— begin —
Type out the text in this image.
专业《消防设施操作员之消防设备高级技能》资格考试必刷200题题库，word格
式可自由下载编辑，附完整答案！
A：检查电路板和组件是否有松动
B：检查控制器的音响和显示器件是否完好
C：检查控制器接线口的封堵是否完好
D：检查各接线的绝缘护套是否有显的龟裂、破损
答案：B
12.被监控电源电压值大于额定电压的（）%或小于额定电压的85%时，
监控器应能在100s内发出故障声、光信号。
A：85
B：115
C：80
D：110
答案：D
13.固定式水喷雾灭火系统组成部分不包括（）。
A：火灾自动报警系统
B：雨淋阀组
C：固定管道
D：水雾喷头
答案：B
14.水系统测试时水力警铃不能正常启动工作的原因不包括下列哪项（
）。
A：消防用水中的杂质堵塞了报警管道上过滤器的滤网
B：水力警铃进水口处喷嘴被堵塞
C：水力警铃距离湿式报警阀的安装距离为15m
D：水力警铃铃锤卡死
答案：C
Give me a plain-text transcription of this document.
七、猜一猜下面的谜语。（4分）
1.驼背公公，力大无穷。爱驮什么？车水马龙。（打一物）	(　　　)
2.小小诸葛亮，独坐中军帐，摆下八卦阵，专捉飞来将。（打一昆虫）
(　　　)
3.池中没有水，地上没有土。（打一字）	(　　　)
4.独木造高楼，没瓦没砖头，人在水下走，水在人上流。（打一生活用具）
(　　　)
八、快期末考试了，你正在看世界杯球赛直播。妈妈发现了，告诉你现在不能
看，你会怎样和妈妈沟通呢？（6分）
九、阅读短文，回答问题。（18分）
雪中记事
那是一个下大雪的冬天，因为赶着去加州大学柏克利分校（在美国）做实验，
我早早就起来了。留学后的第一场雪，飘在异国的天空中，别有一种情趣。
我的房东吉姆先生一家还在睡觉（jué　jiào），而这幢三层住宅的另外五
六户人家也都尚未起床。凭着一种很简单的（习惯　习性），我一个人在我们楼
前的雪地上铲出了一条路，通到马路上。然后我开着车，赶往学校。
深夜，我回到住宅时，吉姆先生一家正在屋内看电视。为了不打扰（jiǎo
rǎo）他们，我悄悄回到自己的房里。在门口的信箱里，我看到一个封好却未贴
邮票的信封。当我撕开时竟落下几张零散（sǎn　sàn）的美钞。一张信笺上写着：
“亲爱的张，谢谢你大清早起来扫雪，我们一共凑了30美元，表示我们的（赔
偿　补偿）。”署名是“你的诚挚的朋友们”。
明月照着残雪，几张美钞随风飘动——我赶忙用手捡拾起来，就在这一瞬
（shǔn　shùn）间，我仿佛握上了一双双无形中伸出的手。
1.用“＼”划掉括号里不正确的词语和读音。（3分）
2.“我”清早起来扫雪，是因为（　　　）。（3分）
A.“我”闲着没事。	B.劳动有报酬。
— end —
Objective:
Extract the full listing above without altering anything.

Solution for this problem:
Type out the text in this image.
专业《消防设施操作员之消防设备高级技能》资格考试必刷200题题库，word格
式可自由下载编辑，附完整答案！
A：检查电路板和组件是否有松动
B：检查控制器的音响和显示器件是否完好
C：检查控制器接线口的封堵是否完好
D：检查各接线的绝缘护套是否有显的龟裂、破损
答案：B
12.被监控电源电压值大于额定电压的（）%或小于额定电压的85%时，
监控器应能在100s内发出故障声、光信号。
A：85
B：115
C：80
D：110
答案：D
13.固定式水喷雾灭火系统组成部分不包括（）。
A：火灾自动报警系统
B：雨淋阀组
C：固定管道
D：水雾喷头
答案：B
14.水系统测试时水力警铃不能正常启动工作的原因不包括下列哪项（
）。
A：消防用水中的杂质堵塞了报警管道上过滤器的滤网
B：水力警铃进水口处喷嘴被堵塞
C：水力警铃距离湿式报警阀的安装距离为15m
D：水力警铃铃锤卡死
答案：C
Give me a plain-text transcription of this document.
七、猜一猜下面的谜语。（4分）
1.驼背公公，力大无穷。爱驮什么？车水马龙。（打一物）	(　　　)
2.小小诸葛亮，独坐中军帐，摆下八卦阵，专捉飞来将。（打一昆虫）
(　　　)
3.池中没有水，地上没有土。（打一字）	(　　　)
4.独木造高楼，没瓦没砖头，人在水下走，水在人上流。（打一生活用具）
(　　　)
八、快期末考试了，你正在看世界杯球赛直播。妈妈发现了，告诉你现在不能
看，你会怎样和妈妈沟通呢？（6分）
九、阅读短文，回答问题。（18分）
雪中记事
那是一个下大雪的冬天，因为赶着去加州大学柏克利分校（在美国）做实验，
我早早就起来了。留学后的第一场雪，飘在异国的天空中，别有一种情趣。
我的房东吉姆先生一家还在睡觉（jué　jiào），而这幢三层住宅的另外五
六户人家也都尚未起床。凭着一种很简单的（习惯　习性），我一个人在我们楼
前的雪地上铲出了一条路，通到马路上。然后我开着车，赶往学校。
深夜，我回到住宅时，吉姆先生一家正在屋内看电视。为了不打扰（jiǎo
rǎo）他们，我悄悄回到自己的房里。在门口的信箱里，我看到一个封好却未贴
邮票的信封。当我撕开时竟落下几张零散（sǎn　sàn）的美钞。一张信笺上写着：
“亲爱的张，谢谢你大清早起来扫雪，我们一共凑了30美元，表示我们的（赔
偿　补偿）。”署名是“你的诚挚的朋友们”。
明月照着残雪，几张美钞随风飘动——我赶忙用手捡拾起来，就在这一瞬
（shǔn　shùn）间，我仿佛握上了一双双无形中伸出的手。
1.用“＼”划掉括号里不正确的词语和读音。（3分）
2.“我”清早起来扫雪，是因为（　　　）。（3分）
A.“我”闲着没事。	B.劳动有报酬。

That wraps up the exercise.